● **What is expected**:
How many lines in these records hold the string "chief"? State only that number.

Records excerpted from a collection

----

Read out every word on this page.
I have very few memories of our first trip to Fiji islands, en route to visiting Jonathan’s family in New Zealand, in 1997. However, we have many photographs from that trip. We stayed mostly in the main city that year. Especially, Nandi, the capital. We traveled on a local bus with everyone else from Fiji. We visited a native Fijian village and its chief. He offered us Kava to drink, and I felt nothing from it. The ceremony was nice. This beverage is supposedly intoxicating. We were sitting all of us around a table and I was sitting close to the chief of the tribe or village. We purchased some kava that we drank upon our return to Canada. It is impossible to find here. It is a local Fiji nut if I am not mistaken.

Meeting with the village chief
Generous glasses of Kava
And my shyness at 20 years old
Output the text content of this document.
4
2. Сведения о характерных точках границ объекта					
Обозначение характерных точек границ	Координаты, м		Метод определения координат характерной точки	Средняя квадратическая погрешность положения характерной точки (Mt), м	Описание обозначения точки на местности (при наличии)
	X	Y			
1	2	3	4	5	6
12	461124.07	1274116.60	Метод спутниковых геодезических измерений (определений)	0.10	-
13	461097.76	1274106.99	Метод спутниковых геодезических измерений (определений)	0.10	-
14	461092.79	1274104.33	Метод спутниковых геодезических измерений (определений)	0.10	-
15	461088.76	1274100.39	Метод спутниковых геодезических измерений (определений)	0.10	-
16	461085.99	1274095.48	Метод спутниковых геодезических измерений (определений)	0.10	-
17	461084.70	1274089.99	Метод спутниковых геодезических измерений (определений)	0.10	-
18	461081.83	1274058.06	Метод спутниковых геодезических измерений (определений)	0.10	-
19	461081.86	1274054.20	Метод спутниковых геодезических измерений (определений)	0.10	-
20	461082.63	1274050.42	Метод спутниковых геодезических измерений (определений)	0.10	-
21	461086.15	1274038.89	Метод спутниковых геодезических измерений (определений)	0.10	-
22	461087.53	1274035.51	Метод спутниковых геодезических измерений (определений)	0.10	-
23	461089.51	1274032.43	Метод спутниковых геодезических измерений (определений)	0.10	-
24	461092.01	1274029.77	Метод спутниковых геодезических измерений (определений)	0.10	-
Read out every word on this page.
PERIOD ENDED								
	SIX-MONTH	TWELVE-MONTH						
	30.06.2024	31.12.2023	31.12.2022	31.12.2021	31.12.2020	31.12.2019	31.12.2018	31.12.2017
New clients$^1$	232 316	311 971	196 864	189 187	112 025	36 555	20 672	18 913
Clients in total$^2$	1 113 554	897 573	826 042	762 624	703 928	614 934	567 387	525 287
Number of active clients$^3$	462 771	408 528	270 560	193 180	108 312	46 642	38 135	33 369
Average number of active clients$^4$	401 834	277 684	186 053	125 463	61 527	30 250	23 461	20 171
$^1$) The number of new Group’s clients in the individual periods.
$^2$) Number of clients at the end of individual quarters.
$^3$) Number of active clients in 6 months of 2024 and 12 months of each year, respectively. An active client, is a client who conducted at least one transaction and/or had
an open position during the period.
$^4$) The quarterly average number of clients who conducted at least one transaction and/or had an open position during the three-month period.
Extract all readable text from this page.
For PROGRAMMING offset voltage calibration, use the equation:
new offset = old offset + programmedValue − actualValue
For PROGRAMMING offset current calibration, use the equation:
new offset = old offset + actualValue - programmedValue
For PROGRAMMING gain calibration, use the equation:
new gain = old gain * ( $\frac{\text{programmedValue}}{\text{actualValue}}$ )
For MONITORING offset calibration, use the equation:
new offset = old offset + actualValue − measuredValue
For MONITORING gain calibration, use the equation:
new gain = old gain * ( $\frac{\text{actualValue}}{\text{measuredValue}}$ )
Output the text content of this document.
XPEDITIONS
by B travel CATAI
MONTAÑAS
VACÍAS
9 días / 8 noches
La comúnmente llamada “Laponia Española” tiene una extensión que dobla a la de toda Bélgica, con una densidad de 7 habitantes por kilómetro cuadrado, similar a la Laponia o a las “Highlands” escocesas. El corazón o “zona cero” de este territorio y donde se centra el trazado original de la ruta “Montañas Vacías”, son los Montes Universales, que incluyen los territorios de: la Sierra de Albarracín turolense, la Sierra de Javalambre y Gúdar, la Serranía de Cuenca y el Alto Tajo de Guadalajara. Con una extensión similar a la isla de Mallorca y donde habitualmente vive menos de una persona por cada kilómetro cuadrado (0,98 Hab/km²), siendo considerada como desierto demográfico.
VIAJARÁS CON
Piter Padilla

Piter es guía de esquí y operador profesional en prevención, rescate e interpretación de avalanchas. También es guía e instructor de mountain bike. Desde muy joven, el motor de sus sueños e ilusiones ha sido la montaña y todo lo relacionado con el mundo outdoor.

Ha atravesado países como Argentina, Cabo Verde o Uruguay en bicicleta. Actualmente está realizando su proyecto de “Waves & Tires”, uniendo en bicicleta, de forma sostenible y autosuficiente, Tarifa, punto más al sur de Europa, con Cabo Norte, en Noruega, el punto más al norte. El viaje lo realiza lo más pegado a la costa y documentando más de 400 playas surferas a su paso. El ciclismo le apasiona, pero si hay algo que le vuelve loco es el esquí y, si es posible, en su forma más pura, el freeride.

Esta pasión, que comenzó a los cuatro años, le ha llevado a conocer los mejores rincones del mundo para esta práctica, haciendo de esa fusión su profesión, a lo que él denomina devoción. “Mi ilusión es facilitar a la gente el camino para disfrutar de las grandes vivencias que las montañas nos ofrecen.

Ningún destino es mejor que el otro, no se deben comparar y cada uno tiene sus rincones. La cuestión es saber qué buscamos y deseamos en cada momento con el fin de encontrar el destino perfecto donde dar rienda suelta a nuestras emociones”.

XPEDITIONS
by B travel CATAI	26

----

● **Result below**:
2